--- WHAT NEEDS TO BE DONE ---
The records below should be written out again, exactly.

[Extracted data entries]
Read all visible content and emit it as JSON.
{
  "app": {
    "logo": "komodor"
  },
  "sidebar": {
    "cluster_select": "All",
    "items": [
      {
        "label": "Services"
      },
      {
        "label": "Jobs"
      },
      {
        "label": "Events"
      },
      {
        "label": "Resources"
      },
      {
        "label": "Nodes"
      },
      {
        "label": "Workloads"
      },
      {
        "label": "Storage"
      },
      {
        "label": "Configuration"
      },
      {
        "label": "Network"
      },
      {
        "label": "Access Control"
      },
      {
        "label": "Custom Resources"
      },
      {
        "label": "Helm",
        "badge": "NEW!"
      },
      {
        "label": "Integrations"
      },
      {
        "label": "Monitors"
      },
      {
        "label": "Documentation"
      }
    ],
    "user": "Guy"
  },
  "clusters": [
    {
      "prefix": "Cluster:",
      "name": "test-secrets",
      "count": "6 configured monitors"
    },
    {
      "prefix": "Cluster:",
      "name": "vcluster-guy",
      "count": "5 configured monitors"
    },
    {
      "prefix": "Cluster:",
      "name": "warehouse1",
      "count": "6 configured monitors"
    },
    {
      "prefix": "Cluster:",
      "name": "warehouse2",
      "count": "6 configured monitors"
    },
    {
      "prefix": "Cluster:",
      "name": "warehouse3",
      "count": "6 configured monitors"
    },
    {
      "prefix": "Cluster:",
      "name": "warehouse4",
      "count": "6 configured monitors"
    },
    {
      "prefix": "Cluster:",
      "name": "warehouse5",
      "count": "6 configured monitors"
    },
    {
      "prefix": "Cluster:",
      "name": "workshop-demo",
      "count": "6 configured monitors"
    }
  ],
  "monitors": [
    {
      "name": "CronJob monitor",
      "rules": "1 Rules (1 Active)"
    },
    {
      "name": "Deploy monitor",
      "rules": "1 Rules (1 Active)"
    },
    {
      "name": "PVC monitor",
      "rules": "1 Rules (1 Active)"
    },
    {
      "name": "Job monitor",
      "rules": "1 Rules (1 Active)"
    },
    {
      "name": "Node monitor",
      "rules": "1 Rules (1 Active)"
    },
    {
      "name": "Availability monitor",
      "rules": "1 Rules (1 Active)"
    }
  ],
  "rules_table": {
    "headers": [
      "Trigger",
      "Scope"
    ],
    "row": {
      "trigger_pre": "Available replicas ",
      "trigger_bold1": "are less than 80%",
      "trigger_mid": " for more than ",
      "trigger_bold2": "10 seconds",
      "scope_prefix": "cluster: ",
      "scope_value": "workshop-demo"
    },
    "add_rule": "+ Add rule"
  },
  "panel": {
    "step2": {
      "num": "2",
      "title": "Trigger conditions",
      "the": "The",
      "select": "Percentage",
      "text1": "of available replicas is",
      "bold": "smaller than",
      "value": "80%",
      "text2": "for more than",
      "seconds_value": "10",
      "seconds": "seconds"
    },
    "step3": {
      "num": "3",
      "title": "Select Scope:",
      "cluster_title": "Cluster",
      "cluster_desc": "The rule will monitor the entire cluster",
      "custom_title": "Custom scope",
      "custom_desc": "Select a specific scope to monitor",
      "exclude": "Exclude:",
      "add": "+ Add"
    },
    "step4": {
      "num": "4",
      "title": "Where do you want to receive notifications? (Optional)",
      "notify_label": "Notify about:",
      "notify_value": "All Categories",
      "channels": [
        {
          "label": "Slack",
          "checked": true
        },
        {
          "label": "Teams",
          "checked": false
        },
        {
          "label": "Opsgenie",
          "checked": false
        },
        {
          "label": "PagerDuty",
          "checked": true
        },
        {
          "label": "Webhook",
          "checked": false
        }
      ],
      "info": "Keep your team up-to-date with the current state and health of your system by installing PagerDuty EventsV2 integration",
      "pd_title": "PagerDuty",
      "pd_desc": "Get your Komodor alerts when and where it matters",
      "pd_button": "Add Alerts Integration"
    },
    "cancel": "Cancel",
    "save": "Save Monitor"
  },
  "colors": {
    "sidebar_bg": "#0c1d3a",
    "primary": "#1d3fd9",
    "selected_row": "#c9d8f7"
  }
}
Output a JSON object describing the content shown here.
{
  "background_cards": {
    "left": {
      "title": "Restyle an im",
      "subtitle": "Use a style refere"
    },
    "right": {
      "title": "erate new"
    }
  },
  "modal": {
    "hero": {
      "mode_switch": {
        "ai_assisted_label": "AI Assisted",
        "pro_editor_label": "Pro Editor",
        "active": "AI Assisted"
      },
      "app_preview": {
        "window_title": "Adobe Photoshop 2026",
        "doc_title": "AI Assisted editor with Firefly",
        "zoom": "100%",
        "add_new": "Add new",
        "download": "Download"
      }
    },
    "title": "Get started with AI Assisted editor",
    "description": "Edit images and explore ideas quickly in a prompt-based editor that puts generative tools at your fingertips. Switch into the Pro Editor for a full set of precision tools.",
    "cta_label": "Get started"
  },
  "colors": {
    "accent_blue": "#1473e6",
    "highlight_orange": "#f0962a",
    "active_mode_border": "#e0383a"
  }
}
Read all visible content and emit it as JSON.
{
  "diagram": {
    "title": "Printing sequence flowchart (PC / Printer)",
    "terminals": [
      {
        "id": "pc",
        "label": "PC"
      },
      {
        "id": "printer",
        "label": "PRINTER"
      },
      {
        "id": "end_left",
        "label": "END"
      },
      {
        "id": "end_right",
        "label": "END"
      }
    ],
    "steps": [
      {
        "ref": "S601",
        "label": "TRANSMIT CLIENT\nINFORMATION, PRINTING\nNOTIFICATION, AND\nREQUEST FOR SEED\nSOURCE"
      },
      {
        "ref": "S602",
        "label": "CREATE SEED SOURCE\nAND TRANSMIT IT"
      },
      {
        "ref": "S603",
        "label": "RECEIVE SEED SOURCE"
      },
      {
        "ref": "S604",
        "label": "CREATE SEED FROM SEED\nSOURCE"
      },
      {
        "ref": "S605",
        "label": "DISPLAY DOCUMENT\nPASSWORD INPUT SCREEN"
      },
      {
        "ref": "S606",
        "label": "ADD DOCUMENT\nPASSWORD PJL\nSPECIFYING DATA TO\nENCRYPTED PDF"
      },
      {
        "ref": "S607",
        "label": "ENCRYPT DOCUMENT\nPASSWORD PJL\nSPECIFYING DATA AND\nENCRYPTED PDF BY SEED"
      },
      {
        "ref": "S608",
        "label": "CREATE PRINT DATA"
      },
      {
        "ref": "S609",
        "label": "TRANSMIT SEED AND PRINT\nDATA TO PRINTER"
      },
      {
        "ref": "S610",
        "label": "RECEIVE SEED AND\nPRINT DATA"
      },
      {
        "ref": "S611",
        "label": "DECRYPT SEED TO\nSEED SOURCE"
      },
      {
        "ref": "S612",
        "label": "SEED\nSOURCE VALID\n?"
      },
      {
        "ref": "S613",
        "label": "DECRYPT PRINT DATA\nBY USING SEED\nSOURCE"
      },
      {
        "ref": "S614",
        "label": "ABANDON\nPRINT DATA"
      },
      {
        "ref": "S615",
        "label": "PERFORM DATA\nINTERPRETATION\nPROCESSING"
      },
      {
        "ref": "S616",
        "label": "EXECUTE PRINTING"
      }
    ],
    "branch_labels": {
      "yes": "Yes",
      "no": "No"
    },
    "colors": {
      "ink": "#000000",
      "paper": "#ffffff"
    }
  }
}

--- WRITTEN RESPONSE ---
Read all visible content and emit it as JSON.
{
  "app": {
    "logo": "komodor"
  },
  "sidebar": {
    "cluster_select": "All",
    "items": [
      {
        "label": "Services"
      },
      {
        "label": "Jobs"
      },
      {
        "label": "Events"
      },
      {
        "label": "Resources"
      },
      {
        "label": "Nodes"
      },
      {
        "label": "Workloads"
      },
      {
        "label": "Storage"
      },
      {
        "label": "Configuration"
      },
      {
        "label": "Network"
      },
      {
        "label": "Access Control"
      },
      {
        "label": "Custom Resources"
      },
      {
        "label": "Helm",
        "badge": "NEW!"
      },
      {
        "label": "Integrations"
      },
      {
        "label": "Monitors"
      },
      {
        "label": "Documentation"
      }
    ],
    "user": "Guy"
  },
  "clusters": [
    {
      "prefix": "Cluster:",
      "name": "test-secrets",
      "count": "6 configured monitors"
    },
    {
      "prefix": "Cluster:",
      "name": "vcluster-guy",
      "count": "5 configured monitors"
    },
    {
      "prefix": "Cluster:",
      "name": "warehouse1",
      "count": "6 configured monitors"
    },
    {
      "prefix": "Cluster:",
      "name": "warehouse2",
      "count": "6 configured monitors"
    },
    {
      "prefix": "Cluster:",
      "name": "warehouse3",
      "count": "6 configured monitors"
    },
    {
      "prefix": "Cluster:",
      "name": "warehouse4",
      "count": "6 configured monitors"
    },
    {
      "prefix": "Cluster:",
      "name": "warehouse5",
      "count": "6 configured monitors"
    },
    {
      "prefix": "Cluster:",
      "name": "workshop-demo",
      "count": "6 configured monitors"
    }
  ],
  "monitors": [
    {
      "name": "CronJob monitor",
      "rules": "1 Rules (1 Active)"
    },
    {
      "name": "Deploy monitor",
      "rules": "1 Rules (1 Active)"
    },
    {
      "name": "PVC monitor",
      "rules": "1 Rules (1 Active)"
    },
    {
      "name": "Job monitor",
      "rules": "1 Rules (1 Active)"
    },
    {
      "name": "Node monitor",
      "rules": "1 Rules (1 Active)"
    },
    {
      "name": "Availability monitor",
      "rules": "1 Rules (1 Active)"
    }
  ],
  "rules_table": {
    "headers": [
      "Trigger",
      "Scope"
    ],
    "row": {
      "trigger_pre": "Available replicas ",
      "trigger_bold1": "are less than 80%",
      "trigger_mid": " for more than ",
      "trigger_bold2": "10 seconds",
      "scope_prefix": "cluster: ",
      "scope_value": "workshop-demo"
    },
    "add_rule": "+ Add rule"
  },
  "panel": {
    "step2": {
      "num": "2",
      "title": "Trigger conditions",
      "the": "The",
      "select": "Percentage",
      "text1": "of available replicas is",
      "bold": "smaller than",
      "value": "80%",
      "text2": "for more than",
      "seconds_value": "10",
      "seconds": "seconds"
    },
    "step3": {
      "num": "3",
      "title": "Select Scope:",
      "cluster_title": "Cluster",
      "cluster_desc": "The rule will monitor the entire cluster",
      "custom_title": "Custom scope",
      "custom_desc": "Select a specific scope to monitor",
      "exclude": "Exclude:",
      "add": "+ Add"
    },
    "step4": {
      "num": "4",
      "title": "Where do you want to receive notifications? (Optional)",
      "notify_label": "Notify about:",
      "notify_value": "All Categories",
      "channels": [
        {
          "label": "Slack",
          "checked": true
        },
        {
          "label": "Teams",
          "checked": false
        },
        {
          "label": "Opsgenie",
          "checked": false
        },
        {
          "label": "PagerDuty",
          "checked": true
        },
        {
          "label": "Webhook",
          "checked": false
        }
      ],
      "info": "Keep your team up-to-date with the current state and health of your system by installing PagerDuty EventsV2 integration",
      "pd_title": "PagerDuty",
      "pd_desc": "Get your Komodor alerts when and where it matters",
      "pd_button": "Add Alerts Integration"
    },
    "cancel": "Cancel",
    "save": "Save Monitor"
  },
  "colors": {
    "sidebar_bg": "#0c1d3a",
    "primary": "#1d3fd9",
    "selected_row": "#c9d8f7"
  }
}
Output a JSON object describing the content shown here.
{
  "background_cards": {
    "left": {
      "title": "Restyle an im",
      "subtitle": "Use a style refere"
    },
    "right": {
      "title": "erate new"
    }
  },
  "modal": {
    "hero": {
      "mode_switch": {
        "ai_assisted_label": "AI Assisted",
        "pro_editor_label": "Pro Editor",
        "active": "AI Assisted"
      },
      "app_preview": {
        "window_title": "Adobe Photoshop 2026",
        "doc_title": "AI Assisted editor with Firefly",
        "zoom": "100%",
        "add_new": "Add new",
        "download": "Download"
      }
    },
    "title": "Get started with AI Assisted editor",
    "description": "Edit images and explore ideas quickly in a prompt-based editor that puts generative tools at your fingertips. Switch into the Pro Editor for a full set of precision tools.",
    "cta_label": "Get started"
  },
  "colors": {
    "accent_blue": "#1473e6",
    "highlight_orange": "#f0962a",
    "active_mode_border": "#e0383a"
  }
}
Read all visible content and emit it as JSON.
{
  "diagram": {
    "title": "Printing sequence flowchart (PC / Printer)",
    "terminals": [
      {
        "id": "pc",
        "label": "PC"
      },
      {
        "id": "printer",
        "label": "PRINTER"
      },
      {
        "id": "end_left",
        "label": "END"
      },
      {
        "id": "end_right",
        "label": "END"
      }
    ],
    "steps": [
      {
        "ref": "S601",
        "label": "TRANSMIT CLIENT\nINFORMATION, PRINTING\nNOTIFICATION, AND\nREQUEST FOR SEED\nSOURCE"
      },
      {
        "ref": "S602",
        "label": "CREATE SEED SOURCE\nAND TRANSMIT IT"
      },
      {
        "ref": "S603",
        "label": "RECEIVE SEED SOURCE"
      },
      {
        "ref": "S604",
        "label": "CREATE SEED FROM SEED\nSOURCE"
      },
      {
        "ref": "S605",
        "label": "DISPLAY DOCUMENT\nPASSWORD INPUT SCREEN"
      },
      {
        "ref": "S606",
        "label": "ADD DOCUMENT\nPASSWORD PJL\nSPECIFYING DATA TO\nENCRYPTED PDF"
      },
      {
        "ref": "S607",
        "label": "ENCRYPT DOCUMENT\nPASSWORD PJL\nSPECIFYING DATA AND\nENCRYPTED PDF BY SEED"
      },
      {
        "ref": "S608",
        "label": "CREATE PRINT DATA"
      },
      {
        "ref": "S609",
        "label": "TRANSMIT SEED AND PRINT\nDATA TO PRINTER"
      },
      {
        "ref": "S610",
        "label": "RECEIVE SEED AND\nPRINT DATA"
      },
      {
        "ref": "S611",
        "label": "DECRYPT SEED TO\nSEED SOURCE"
      },
      {
        "ref": "S612",
        "label": "SEED\nSOURCE VALID\n?"
      },
      {
        "ref": "S613",
        "label": "DECRYPT PRINT DATA\nBY USING SEED\nSOURCE"
      },
      {
        "ref": "S614",
        "label": "ABANDON\nPRINT DATA"
      },
      {
        "ref": "S615",
        "label": "PERFORM DATA\nINTERPRETATION\nPROCESSING"
      },
      {
        "ref": "S616",
        "label": "EXECUTE PRINTING"
      }
    ],
    "branch_labels": {
      "yes": "Yes",
      "no": "No"
    },
    "colors": {
      "ink": "#000000",
      "paper": "#ffffff"
    }
  }
}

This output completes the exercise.